The problem
Repeat the whole listing below, word for word.

— start Extracted material —

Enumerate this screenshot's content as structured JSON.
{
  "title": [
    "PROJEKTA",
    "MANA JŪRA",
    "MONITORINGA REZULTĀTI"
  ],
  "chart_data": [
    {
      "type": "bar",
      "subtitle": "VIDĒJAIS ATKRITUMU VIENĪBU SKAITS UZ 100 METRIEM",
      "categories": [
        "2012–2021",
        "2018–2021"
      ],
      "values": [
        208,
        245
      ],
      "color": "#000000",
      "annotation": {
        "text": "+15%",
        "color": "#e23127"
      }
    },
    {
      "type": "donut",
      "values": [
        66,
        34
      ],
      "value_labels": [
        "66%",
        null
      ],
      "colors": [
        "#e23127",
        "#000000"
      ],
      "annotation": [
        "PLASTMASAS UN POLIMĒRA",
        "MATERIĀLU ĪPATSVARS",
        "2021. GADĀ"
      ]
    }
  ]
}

— end Extracted material —

Full output
Enumerate this screenshot's content as structured JSON.
{
  "title": [
    "PROJEKTA",
    "MANA JŪRA",
    "MONITORINGA REZULTĀTI"
  ],
  "chart_data": [
    {
      "type": "bar",
      "subtitle": "VIDĒJAIS ATKRITUMU VIENĪBU SKAITS UZ 100 METRIEM",
      "categories": [
        "2012–2021",
        "2018–2021"
      ],
      "values": [
        208,
        245
      ],
      "color": "#000000",
      "annotation": {
        "text": "+15%",
        "color": "#e23127"
      }
    },
    {
      "type": "donut",
      "values": [
        66,
        34
      ],
      "value_labels": [
        "66%",
        null
      ],
      "colors": [
        "#e23127",
        "#000000"
      ],
      "annotation": [
        "PLASTMASAS UN POLIMĒRA",
        "MATERIĀLU ĪPATSVARS",
        "2021. GADĀ"
      ]
    }
  ]
}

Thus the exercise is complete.